Stated task: Where does the string "nand" appear? Copy every line of the entries below that holds it.

(A run of records)
• • • • •

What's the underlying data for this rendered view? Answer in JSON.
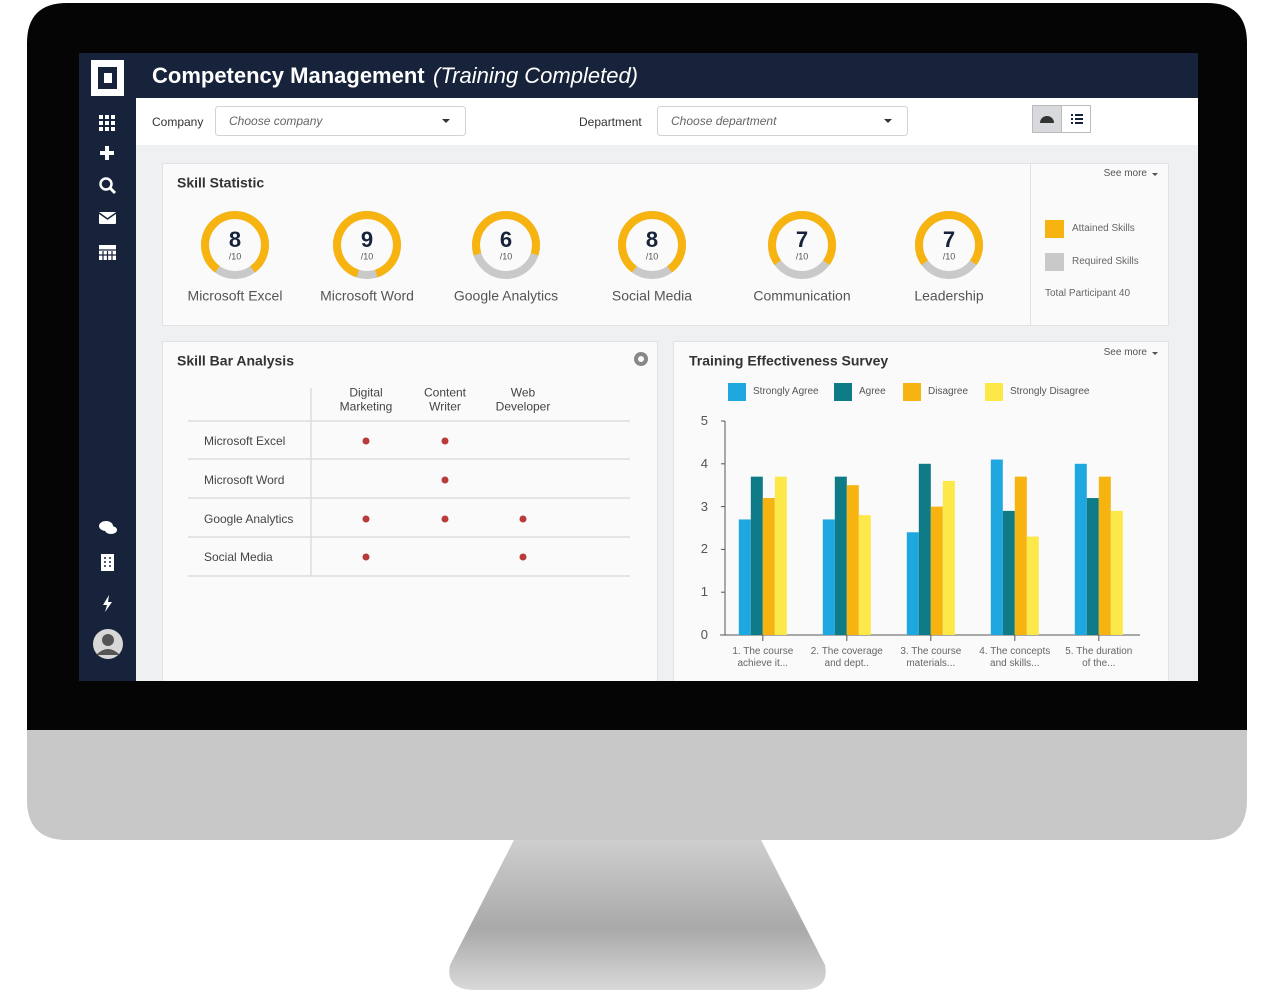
{
  "header": {
    "title": "Competency Management",
    "subtitle": "(Training Completed)"
  },
  "filters": {
    "company_label": "Company",
    "company_placeholder": "Choose company",
    "department_label": "Department",
    "department_placeholder": "Choose department"
  },
  "skill_statistic": {
    "title": "Skill Statistic",
    "see_more": "See more",
    "items": [
      {
        "label": "Microsoft Excel",
        "value": 8,
        "max": {
          "value": 10,
          "label": "/10"
        }
      },
      {
        "label": "Microsoft Word",
        "value": 9,
        "max": {
          "value": 10,
          "label": "/10"
        }
      },
      {
        "label": "Google Analytics",
        "value": 6,
        "max": {
          "value": 10,
          "label": "/10"
        }
      },
      {
        "label": "Social Media",
        "value": 8,
        "max": {
          "value": 10,
          "label": "/10"
        }
      },
      {
        "label": "Communication",
        "value": 7,
        "max": {
          "value": 10,
          "label": "/10"
        }
      },
      {
        "label": "Leadership",
        "value": 7,
        "max": {
          "value": 10,
          "label": "/10"
        }
      }
    ],
    "legend": [
      {
        "name": "Attained Skills",
        "color": "#f7b30f"
      },
      {
        "name": "Required Skills",
        "color": "#c9c9c9"
      }
    ],
    "total_participant": "Total Participant 40"
  },
  "skill_bar_analysis": {
    "title": "Skill Bar Analysis",
    "dot_color": "#b83a3a",
    "columns": [
      "Digital\nMarketing",
      "Content\nWriter",
      "Web\nDeveloper"
    ],
    "rows": [
      {
        "label": "Microsoft Excel",
        "marks": [
          true,
          true,
          false
        ]
      },
      {
        "label": "Microsoft Word",
        "marks": [
          false,
          true,
          false
        ]
      },
      {
        "label": "Google Analytics",
        "marks": [
          true,
          true,
          true
        ]
      },
      {
        "label": "Social Media",
        "marks": [
          true,
          false,
          true
        ]
      }
    ]
  },
  "chart_data": {
    "type": "bar",
    "title": "Training Effectiveness Survey",
    "see_more": "See more",
    "categories": [
      "1. The course\nachieve it...",
      "2. The coverage\nand dept..",
      "3. The course\nmaterials...",
      "4. The concepts\nand skills...",
      "5. The duration\nof the..."
    ],
    "series": [
      {
        "name": "Strongly Agree",
        "color": "#1fa8e0",
        "values": [
          2.7,
          2.7,
          2.4,
          4.1,
          4.0
        ]
      },
      {
        "name": "Agree",
        "color": "#0e7b86",
        "values": [
          3.7,
          3.7,
          4.0,
          2.9,
          3.2
        ]
      },
      {
        "name": "Disagree",
        "color": "#f7b30f",
        "values": [
          3.2,
          3.5,
          3.0,
          3.7,
          3.7
        ]
      },
      {
        "name": "Strongly Disagree",
        "color": "#fde84a",
        "values": [
          3.7,
          2.8,
          3.6,
          2.3,
          2.9
        ]
      }
    ],
    "ylim": [
      0,
      5
    ],
    "yticks": [
      0,
      1,
      2,
      3,
      4,
      5
    ],
    "grid": false
  }
}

• • • • •

Answer to the exercise:
      "2. The coverage\nand dept..",
      "4. The concepts\nand skills...",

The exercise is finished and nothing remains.